§ **Task instructions**: Pick out the lines below that include the string "科研院所成果转化奖励".

§ **Supplied data**:
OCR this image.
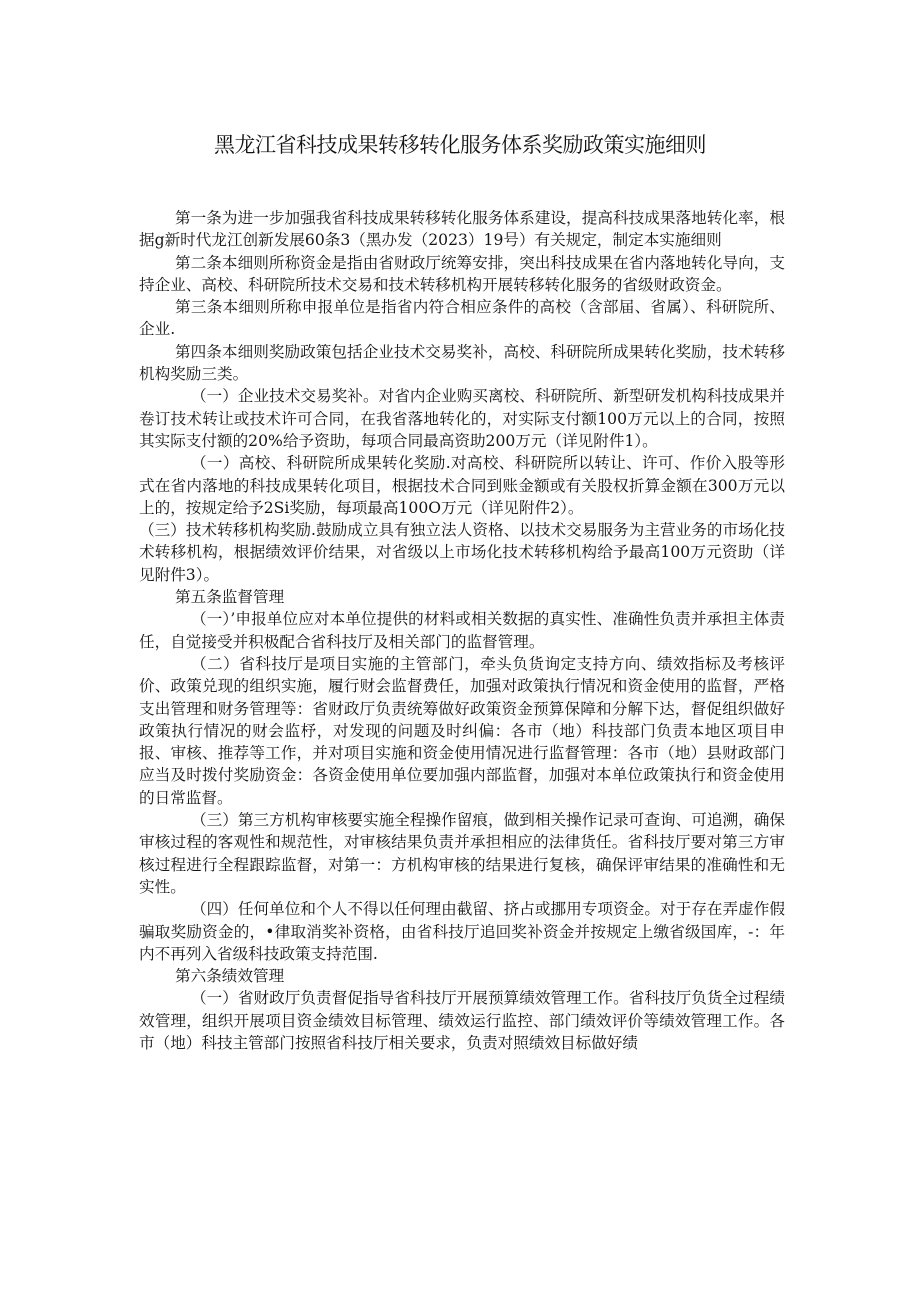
黑龙江省科技成果转移转化服务体系奖励政策实施细则

第一条为进一步加强我省科技成果转移转化服务体系建设，提高科技成果落地转化率，根据g新时代龙江创新发展60条3（黑办发（2023）19号）有关规定，制定本实施细则

第二条本细则所称资金是指由省财政厅统筹安排，突出科技成果在省内落地转化导向，支持企业、高校、科研院所技术交易和技术转移机构开展转移转化服务的省级财政资金。

第三条本细则所称申报单位是指省内符合相应条件的高校（含部届、省属）、科研院所、企业.

第四条本细则奖励政策包括企业技术交易奖补，高校、科研院所成果转化奖励，技术转移机构奖励三类。

（一）企业技术交易奖补。对省内企业购买离校、科研院所、新型研发机构科技成果并卷订技术转让或技术许可合同，在我省落地转化的，对实际支付额100万元以上的合同，按照其实际支付额的20%给予资助，每项合同最高资助200万元（详见附件1）。

（一）高校、科研院所成果转化奖励.对高校、科研院所以转让、许可、作价入股等形式在省内落地的科技成果转化项目，根据技术合同到账金额或有关股权折算金额在300万元以上的，按规定给予2Si奖励，每项最高100O万元（详见附件2）。

（三）技术转移机构奖励.鼓励成立具有独立法人资格、以技术交易服务为主营业务的市场化技术转移机构，根据绩效评价结果，对省级以上市场化技术转移机构给予最高100万元资助（详见附件3）。

第五条监督管理

（一）’申报单位应对本单位提供的材料或相关数据的真实性、准确性负责并承担主体责任，自觉接受并积极配合省科技厅及相关部门的监督管理。

（二）省科技厅是项目实施的主管部门，牵头负货询定支持方向、绩效指标及考核评价、政策兑现的组织实施，履行财会监督费任，加强对政策执行情况和资金使用的监督，严格支出管理和财务管理等：省财政厅负责统筹做好政策资金预算保障和分解下达，督促组织做好政策执行情况的财会监杼，对发现的问题及时纠偏：各市（地）科技部门负责本地区项目申报、审核、推荐等工作，并对项目实施和资金使用情况进行监督管理：各市（地）县财政部门应当及时拨付奖励资金：各资金使用单位要加强内部监督，加强对本单位政策执行和资金使用的日常监督。

（三）第三方机构审核要实施全程操作留痕，做到相关操作记录可查询、可追溯，确保审核过程的客观性和规范性，对审核结果负责并承担相应的法律货任。省科技厅要对第三方审核过程进行全程跟踪监督，对第一：方机构审核的结果进行复核，确保评审结果的准确性和无实性。

（四）任何单位和个人不得以任何理由截留、挤占或挪用专项资金。对于存在弄虚作假骗取奖励资金的，•律取消奖补资格，由省科技厅追回奖补资金并按规定上缴省级国库，-：年内不再列入省级科技政策支持范围.

第六条绩效管理

（一）省财政厅负责督促指导省科技厅开展预算绩效管理工作。省科技厅负货全过程绩效管理，组织开展项目资金绩效目标管理、绩效运行监控、部门绩效评价等绩效管理工作。各市（地）科技主管部门按照省科技厅相关要求，负责对照绩效目标做好绩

§ **Reply**:
第四条本细则奖励政策包括企业技术交易奖补，高校、科研院所成果转化奖励，技术转移机构奖励三类。
（一）高校、科研院所成果转化奖励.对高校、科研院所以转让、许可、作价入股等形式在省内落地的科技成果转化项目，根据技术合同到账金额或有关股权折算金额在300万元以上的，按规定给予2Si奖励，每项最高100O万元（详见附件2）。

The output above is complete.